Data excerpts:

--------

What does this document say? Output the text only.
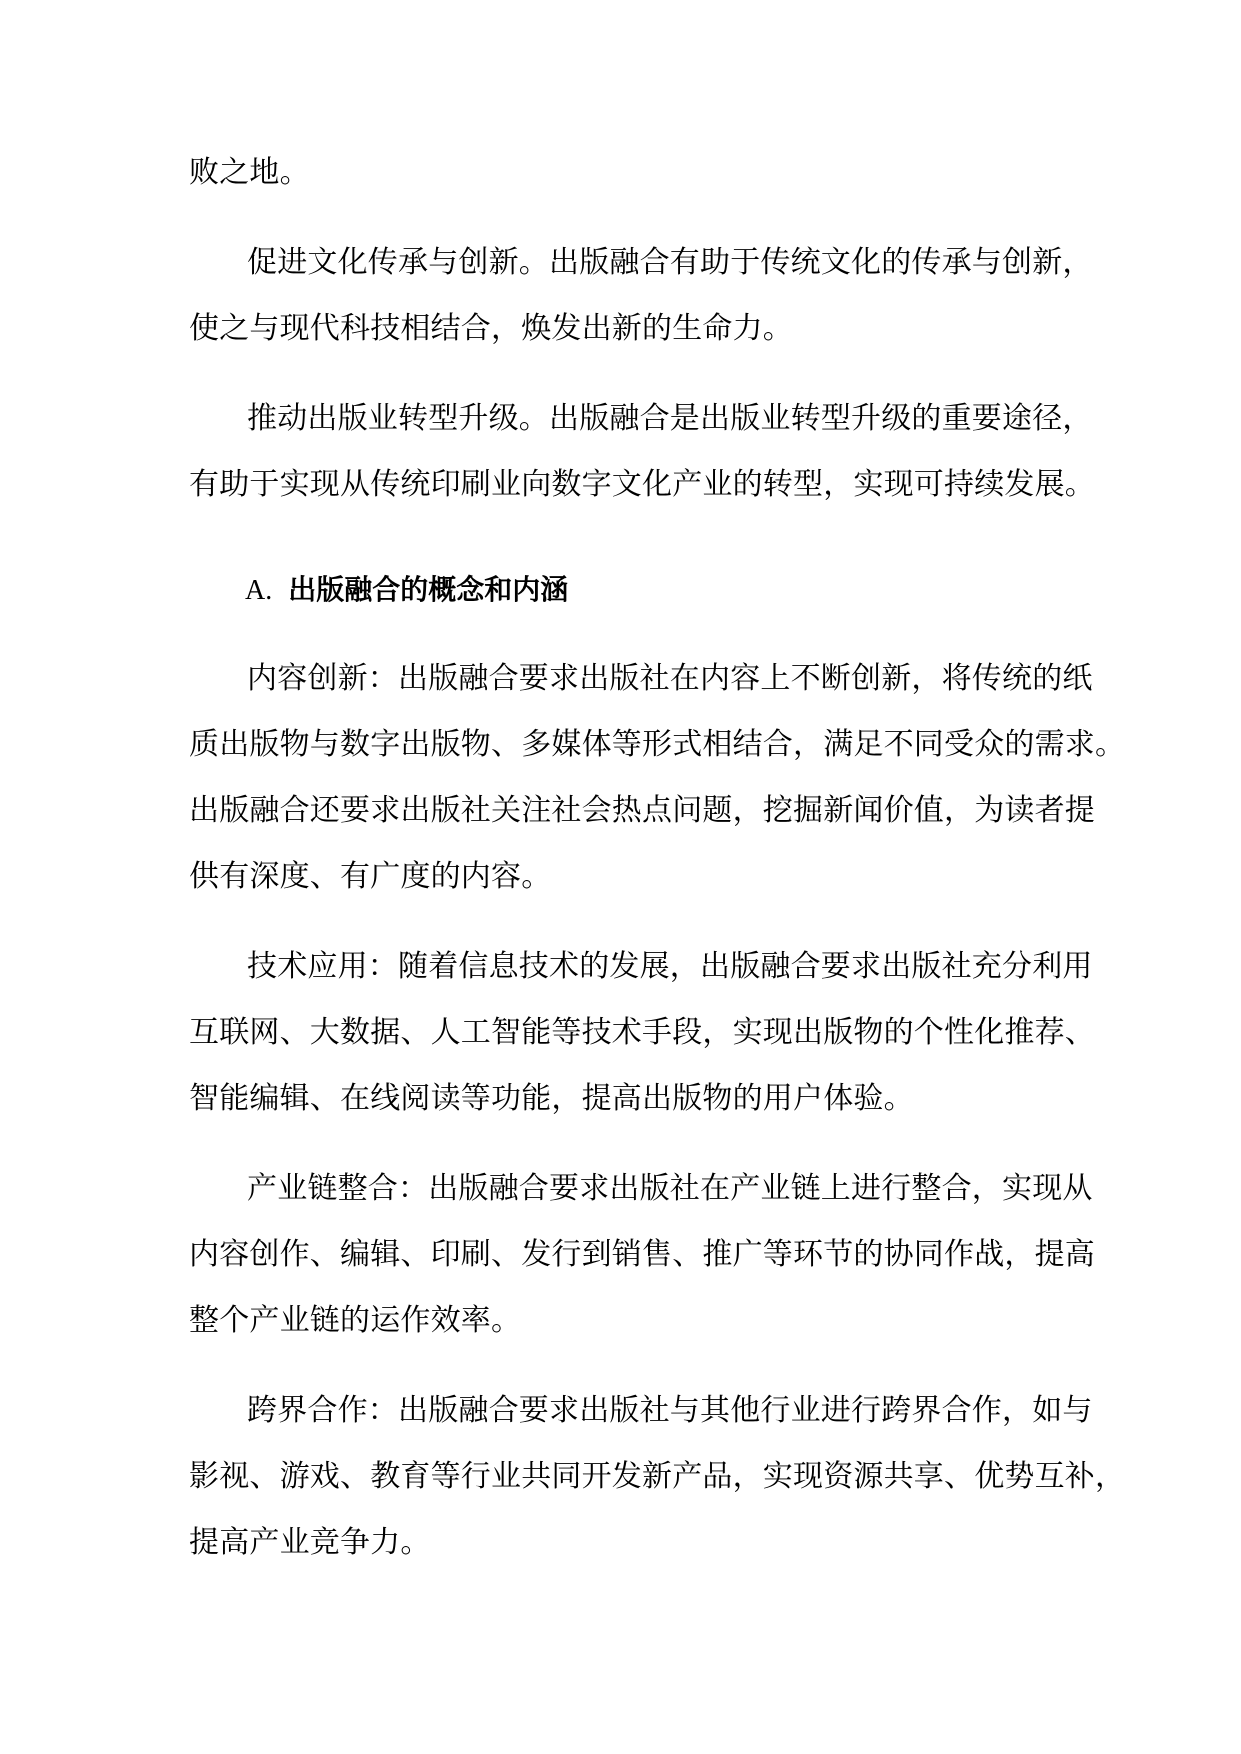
败之地。
促进文化传承与创新。出版融合有助于传统文化的传承与创新，
使之与现代科技相结合，焕发出新的生命力。
推动出版业转型升级。出版融合是出版业转型升级的重要途径，
有助于实现从传统印刷业向数字文化产业的转型，实现可持续发展。
A. 出版融合的概念和内涵
内容创新：出版融合要求出版社在内容上不断创新，将传统的纸
质出版物与数字出版物、多媒体等形式相结合，满足不同受众的需求。
出版融合还要求出版社关注社会热点问题，挖掘新闻价值，为读者提
供有深度、有广度的内容。
技术应用：随着信息技术的发展，出版融合要求出版社充分利用
互联网、大数据、人工智能等技术手段，实现出版物的个性化推荐、
智能编辑、在线阅读等功能，提高出版物的用户体验。
产业链整合：出版融合要求出版社在产业链上进行整合，实现从
内容创作、编辑、印刷、发行到销售、推广等环节的协同作战，提高
整个产业链的运作效率。
跨界合作：出版融合要求出版社与其他行业进行跨界合作，如与
影视、游戏、教育等行业共同开发新产品，实现资源共享、优势互补，
提高产业竞争力。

--------

Repeat each entry exactly as it appears; skip any picture.

_WRITTEN RESPONSE_:
What does this document say? Output the text only.
败之地。
促进文化传承与创新。出版融合有助于传统文化的传承与创新，
使之与现代科技相结合，焕发出新的生命力。
推动出版业转型升级。出版融合是出版业转型升级的重要途径，
有助于实现从传统印刷业向数字文化产业的转型，实现可持续发展。
A. 出版融合的概念和内涵
内容创新：出版融合要求出版社在内容上不断创新，将传统的纸
质出版物与数字出版物、多媒体等形式相结合，满足不同受众的需求。
出版融合还要求出版社关注社会热点问题，挖掘新闻价值，为读者提
供有深度、有广度的内容。
技术应用：随着信息技术的发展，出版融合要求出版社充分利用
互联网、大数据、人工智能等技术手段，实现出版物的个性化推荐、
智能编辑、在线阅读等功能，提高出版物的用户体验。
产业链整合：出版融合要求出版社在产业链上进行整合，实现从
内容创作、编辑、印刷、发行到销售、推广等环节的协同作战，提高
整个产业链的运作效率。
跨界合作：出版融合要求出版社与其他行业进行跨界合作，如与
影视、游戏、教育等行业共同开发新产品，实现资源共享、优势互补，
提高产业竞争力。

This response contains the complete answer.